* _Instruction_
Go through the listing and return every line with "signal" in it.

## Start Provided information

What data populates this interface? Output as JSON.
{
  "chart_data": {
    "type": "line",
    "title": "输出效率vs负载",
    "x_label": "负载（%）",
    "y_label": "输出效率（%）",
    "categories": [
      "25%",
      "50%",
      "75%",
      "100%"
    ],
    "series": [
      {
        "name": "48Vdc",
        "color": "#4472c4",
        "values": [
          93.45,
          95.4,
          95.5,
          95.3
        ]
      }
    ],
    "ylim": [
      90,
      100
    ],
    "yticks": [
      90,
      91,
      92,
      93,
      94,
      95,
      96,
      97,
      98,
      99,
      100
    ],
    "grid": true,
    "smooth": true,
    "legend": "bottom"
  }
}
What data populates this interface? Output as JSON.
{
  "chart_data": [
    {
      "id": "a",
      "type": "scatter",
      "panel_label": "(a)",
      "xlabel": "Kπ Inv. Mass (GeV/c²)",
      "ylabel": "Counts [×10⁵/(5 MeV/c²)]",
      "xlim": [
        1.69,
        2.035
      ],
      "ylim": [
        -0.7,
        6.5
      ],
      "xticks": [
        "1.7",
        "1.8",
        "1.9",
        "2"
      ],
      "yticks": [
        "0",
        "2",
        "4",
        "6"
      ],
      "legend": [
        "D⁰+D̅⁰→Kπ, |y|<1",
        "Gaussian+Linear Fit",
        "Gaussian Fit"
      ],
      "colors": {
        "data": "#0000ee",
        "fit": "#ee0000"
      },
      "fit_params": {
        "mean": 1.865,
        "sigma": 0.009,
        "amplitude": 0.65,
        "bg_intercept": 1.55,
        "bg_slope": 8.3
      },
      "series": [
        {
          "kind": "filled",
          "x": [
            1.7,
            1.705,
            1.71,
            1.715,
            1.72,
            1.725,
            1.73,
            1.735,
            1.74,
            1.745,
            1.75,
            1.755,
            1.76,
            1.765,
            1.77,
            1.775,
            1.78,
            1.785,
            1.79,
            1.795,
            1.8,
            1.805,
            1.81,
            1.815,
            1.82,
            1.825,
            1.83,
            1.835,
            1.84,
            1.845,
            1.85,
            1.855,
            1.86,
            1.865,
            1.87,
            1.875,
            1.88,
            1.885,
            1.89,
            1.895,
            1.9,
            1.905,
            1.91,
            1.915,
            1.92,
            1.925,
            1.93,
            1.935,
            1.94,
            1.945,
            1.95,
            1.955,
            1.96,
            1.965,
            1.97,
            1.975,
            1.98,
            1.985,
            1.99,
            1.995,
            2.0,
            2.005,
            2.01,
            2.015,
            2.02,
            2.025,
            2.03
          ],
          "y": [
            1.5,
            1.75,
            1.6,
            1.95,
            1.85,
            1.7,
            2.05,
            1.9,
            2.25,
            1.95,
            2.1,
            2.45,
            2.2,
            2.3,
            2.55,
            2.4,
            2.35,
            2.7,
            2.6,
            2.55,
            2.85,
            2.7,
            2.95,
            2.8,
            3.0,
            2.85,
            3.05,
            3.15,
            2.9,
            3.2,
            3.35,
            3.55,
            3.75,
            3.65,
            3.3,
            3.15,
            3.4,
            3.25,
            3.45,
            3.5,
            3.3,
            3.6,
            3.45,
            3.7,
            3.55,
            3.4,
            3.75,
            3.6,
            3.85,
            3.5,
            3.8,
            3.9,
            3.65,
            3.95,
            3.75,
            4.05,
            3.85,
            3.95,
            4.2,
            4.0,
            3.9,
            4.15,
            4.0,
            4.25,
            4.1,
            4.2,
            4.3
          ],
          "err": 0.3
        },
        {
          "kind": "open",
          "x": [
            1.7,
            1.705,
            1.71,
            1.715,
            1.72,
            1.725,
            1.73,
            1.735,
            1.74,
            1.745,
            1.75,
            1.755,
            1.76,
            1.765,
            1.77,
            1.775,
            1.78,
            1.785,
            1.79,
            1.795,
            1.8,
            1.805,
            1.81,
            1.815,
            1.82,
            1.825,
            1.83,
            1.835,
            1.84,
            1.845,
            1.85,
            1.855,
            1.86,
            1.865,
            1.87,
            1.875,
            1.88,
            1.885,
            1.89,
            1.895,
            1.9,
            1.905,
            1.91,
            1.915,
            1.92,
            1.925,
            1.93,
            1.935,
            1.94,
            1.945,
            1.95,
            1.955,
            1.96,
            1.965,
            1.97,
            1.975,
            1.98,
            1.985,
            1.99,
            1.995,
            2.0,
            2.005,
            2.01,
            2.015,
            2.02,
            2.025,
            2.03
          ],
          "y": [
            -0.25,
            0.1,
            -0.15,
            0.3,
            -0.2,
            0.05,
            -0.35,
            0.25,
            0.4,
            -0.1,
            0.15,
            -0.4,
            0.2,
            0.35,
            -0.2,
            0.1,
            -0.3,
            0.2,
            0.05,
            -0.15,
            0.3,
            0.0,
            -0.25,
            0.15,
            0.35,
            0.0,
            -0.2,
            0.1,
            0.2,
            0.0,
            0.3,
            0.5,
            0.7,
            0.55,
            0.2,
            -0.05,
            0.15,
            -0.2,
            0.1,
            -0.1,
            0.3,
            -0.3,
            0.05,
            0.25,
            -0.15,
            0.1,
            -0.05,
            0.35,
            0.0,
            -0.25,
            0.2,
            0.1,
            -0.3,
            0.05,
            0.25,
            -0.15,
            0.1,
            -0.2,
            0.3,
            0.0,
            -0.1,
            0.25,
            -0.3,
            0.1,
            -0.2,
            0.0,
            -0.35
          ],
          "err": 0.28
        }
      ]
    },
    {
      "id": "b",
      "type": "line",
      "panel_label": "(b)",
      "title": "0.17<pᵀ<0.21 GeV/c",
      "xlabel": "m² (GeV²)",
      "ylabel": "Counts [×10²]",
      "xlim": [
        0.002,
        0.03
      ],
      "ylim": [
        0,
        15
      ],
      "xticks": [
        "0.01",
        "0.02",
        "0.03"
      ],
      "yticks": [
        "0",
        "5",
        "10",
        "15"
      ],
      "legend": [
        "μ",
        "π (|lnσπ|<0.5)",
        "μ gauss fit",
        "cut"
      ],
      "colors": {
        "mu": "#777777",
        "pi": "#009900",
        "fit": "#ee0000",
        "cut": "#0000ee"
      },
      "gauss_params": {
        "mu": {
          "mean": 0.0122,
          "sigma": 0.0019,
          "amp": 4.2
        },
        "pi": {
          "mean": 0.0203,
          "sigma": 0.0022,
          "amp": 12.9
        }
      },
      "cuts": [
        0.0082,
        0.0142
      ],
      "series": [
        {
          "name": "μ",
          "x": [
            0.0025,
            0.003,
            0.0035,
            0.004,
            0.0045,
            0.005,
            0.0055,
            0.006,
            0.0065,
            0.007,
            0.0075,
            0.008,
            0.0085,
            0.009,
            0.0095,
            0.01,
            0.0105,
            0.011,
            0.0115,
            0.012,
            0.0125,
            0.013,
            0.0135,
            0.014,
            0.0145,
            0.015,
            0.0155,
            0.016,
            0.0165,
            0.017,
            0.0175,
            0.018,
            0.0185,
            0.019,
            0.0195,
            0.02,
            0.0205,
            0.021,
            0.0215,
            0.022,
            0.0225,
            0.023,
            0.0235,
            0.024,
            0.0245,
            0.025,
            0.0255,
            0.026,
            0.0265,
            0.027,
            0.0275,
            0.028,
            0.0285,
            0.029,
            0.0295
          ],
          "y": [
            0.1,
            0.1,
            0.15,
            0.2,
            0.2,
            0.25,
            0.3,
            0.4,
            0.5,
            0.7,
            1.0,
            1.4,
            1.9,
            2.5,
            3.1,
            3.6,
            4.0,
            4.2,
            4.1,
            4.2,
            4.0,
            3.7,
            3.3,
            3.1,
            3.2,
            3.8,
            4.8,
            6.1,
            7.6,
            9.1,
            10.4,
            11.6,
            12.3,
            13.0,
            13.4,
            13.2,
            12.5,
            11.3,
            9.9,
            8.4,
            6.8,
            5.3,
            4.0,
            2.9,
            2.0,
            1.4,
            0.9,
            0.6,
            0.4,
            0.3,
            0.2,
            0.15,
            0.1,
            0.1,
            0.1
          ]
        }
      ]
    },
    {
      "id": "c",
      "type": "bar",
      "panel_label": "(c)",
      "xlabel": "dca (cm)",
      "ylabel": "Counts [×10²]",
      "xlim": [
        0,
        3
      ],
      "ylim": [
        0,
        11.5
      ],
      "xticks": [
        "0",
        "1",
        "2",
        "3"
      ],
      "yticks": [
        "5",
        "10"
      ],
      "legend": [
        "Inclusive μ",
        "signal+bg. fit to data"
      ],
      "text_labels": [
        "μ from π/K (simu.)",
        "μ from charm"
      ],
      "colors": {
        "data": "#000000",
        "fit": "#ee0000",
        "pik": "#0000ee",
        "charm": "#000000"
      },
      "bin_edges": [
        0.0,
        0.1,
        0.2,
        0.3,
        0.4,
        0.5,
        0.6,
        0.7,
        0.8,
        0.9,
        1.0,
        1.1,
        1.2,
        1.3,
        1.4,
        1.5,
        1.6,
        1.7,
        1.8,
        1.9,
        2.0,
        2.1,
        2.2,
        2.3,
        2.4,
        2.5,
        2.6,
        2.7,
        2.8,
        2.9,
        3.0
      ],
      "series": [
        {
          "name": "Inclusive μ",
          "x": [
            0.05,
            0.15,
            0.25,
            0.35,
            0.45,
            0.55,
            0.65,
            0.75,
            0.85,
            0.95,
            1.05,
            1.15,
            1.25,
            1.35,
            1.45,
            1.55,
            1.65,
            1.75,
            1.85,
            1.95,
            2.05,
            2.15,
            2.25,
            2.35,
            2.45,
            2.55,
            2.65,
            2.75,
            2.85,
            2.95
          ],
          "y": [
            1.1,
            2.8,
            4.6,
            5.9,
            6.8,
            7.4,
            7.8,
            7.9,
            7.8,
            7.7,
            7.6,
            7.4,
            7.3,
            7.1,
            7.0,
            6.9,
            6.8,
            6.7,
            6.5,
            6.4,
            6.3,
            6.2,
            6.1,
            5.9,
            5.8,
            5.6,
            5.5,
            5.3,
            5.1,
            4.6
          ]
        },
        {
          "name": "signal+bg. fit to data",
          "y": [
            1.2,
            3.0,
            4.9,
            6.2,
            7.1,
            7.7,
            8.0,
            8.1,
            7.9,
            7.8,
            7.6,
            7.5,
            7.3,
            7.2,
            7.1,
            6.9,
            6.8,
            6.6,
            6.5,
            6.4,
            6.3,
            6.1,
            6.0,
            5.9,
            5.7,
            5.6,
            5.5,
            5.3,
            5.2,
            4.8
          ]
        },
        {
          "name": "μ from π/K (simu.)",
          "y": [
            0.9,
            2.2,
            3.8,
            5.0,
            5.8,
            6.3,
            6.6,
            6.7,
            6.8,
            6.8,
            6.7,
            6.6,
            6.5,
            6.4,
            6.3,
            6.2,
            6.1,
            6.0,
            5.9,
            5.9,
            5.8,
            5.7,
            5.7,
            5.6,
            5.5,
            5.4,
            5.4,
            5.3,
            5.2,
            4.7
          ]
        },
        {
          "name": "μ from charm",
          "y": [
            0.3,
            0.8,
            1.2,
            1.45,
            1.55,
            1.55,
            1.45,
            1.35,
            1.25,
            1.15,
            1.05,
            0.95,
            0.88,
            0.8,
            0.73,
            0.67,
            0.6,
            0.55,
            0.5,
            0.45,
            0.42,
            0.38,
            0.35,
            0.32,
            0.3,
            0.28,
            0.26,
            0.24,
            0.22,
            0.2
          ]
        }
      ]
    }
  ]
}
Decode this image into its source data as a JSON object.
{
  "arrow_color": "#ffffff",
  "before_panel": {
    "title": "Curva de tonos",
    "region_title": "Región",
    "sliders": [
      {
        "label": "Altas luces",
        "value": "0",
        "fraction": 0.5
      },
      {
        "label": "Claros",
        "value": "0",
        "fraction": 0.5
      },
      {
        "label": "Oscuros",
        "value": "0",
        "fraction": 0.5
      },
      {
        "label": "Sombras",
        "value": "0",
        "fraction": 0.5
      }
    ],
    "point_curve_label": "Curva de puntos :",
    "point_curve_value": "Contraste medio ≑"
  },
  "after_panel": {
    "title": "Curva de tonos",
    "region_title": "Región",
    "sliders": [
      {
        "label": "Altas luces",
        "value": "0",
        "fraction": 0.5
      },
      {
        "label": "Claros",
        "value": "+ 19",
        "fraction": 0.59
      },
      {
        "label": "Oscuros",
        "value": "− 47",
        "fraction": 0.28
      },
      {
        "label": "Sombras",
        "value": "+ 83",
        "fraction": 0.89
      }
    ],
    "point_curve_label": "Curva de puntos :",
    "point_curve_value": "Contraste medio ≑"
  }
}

## End Provided information

* _Task result_
        "signal+bg. fit to data"
          "name": "signal+bg. fit to data",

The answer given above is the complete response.